[Given problem]: Reading the listing below, count the lines that contain the word "field" and give that count alone.

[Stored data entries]
==========
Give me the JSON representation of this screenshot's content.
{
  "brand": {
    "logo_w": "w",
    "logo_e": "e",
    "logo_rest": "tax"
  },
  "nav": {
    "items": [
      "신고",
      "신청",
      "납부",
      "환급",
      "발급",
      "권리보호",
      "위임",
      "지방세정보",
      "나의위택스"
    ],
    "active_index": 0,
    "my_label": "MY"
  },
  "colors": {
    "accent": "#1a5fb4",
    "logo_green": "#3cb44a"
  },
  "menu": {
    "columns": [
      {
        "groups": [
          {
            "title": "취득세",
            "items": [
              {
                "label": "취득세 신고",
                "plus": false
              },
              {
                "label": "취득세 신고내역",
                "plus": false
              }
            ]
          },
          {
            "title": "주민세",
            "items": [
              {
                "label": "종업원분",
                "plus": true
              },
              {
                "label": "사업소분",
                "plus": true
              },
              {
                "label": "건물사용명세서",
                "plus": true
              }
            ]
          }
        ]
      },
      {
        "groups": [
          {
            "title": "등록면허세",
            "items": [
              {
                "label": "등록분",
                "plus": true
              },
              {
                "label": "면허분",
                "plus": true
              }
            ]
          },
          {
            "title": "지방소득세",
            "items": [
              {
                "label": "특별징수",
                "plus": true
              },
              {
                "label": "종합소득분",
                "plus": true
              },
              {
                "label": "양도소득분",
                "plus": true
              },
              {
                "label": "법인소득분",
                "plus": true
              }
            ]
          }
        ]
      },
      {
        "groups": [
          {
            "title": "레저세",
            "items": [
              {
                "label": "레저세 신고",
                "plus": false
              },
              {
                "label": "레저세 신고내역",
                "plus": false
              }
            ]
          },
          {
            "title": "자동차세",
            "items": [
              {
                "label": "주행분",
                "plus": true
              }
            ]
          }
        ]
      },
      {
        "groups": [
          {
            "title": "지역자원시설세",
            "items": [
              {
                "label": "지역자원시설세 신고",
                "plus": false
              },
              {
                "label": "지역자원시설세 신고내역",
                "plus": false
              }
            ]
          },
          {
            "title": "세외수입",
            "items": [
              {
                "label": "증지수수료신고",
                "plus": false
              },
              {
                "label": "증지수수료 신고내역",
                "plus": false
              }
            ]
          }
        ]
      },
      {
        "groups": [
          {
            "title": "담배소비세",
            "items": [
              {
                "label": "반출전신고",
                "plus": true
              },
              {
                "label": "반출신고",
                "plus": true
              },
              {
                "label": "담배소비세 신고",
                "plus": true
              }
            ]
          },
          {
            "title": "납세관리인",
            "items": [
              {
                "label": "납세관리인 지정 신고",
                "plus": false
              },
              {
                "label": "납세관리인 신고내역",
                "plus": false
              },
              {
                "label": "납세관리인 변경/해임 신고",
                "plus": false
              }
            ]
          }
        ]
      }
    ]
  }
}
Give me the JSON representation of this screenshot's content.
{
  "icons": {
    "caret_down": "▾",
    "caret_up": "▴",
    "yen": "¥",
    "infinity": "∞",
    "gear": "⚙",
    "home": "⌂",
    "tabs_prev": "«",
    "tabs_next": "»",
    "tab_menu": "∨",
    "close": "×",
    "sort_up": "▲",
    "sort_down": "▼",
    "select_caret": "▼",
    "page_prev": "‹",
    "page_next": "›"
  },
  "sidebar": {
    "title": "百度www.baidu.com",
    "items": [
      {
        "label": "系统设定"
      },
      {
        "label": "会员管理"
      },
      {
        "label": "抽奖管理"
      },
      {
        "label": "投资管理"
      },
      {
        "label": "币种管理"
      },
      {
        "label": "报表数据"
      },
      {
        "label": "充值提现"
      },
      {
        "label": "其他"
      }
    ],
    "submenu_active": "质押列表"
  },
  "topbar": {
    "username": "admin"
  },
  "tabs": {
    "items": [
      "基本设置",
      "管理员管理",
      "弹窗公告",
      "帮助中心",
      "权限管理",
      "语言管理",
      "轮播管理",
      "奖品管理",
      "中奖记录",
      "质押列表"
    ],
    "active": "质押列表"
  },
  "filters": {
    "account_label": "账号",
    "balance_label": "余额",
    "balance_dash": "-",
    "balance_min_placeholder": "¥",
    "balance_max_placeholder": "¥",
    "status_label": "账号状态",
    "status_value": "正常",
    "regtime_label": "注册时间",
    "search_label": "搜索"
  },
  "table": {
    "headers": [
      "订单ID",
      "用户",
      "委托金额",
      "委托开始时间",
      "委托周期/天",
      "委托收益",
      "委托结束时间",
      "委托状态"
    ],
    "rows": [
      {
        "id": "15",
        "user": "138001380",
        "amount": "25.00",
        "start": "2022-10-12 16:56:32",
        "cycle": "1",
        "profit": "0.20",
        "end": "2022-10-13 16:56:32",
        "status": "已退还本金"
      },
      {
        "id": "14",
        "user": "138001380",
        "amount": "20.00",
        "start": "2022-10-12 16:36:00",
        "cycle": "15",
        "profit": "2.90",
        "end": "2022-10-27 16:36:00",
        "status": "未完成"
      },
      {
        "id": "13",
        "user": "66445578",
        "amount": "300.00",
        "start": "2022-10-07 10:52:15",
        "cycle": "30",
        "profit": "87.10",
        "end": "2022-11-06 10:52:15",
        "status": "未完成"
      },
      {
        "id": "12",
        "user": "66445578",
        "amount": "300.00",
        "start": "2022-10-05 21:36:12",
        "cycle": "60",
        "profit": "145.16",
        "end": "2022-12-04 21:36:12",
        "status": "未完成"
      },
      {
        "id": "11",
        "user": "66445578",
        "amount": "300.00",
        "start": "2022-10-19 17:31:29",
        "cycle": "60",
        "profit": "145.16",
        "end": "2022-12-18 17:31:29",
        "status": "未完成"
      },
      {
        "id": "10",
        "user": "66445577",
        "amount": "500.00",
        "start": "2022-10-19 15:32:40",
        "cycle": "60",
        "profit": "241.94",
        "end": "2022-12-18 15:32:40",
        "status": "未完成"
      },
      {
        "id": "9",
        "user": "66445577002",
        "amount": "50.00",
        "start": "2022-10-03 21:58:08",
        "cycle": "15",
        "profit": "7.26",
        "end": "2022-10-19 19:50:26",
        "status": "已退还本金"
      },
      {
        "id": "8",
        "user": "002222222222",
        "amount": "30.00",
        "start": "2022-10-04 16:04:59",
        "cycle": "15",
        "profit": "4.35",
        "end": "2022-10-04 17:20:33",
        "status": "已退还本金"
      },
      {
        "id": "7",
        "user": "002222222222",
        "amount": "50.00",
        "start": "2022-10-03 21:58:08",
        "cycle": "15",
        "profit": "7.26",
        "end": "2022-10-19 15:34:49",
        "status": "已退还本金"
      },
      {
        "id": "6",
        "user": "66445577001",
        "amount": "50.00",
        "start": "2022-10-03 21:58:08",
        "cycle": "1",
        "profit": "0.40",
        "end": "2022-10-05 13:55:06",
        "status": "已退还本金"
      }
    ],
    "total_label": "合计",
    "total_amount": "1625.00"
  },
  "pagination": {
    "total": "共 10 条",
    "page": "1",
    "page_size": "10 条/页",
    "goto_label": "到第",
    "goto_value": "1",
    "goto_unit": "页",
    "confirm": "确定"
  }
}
==========
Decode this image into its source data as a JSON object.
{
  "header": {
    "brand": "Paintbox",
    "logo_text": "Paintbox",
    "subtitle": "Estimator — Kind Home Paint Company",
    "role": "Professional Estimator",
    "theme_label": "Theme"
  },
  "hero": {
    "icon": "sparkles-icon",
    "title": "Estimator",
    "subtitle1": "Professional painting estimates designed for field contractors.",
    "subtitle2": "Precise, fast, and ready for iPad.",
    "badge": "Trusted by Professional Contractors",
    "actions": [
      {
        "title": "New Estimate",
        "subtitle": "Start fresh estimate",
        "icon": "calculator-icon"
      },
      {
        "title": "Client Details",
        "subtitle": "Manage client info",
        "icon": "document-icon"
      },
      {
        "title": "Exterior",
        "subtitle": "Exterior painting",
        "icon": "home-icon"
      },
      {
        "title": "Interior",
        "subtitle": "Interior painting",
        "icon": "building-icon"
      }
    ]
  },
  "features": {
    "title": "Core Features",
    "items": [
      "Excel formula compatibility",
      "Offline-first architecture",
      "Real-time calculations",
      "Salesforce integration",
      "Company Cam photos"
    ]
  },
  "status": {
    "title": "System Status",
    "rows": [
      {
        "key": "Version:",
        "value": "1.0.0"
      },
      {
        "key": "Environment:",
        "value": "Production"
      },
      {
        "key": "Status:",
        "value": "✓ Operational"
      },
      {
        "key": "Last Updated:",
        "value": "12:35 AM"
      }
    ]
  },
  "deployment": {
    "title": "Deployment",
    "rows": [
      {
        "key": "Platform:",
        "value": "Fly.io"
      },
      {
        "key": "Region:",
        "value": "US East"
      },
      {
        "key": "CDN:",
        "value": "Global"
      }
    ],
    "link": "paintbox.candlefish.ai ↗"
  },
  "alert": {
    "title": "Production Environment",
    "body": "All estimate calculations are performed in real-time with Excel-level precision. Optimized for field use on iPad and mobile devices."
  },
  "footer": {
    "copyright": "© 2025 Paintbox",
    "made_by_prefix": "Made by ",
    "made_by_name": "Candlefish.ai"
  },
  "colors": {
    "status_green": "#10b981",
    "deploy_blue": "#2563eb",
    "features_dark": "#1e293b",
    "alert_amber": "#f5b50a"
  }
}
==========
[Correct output]: 2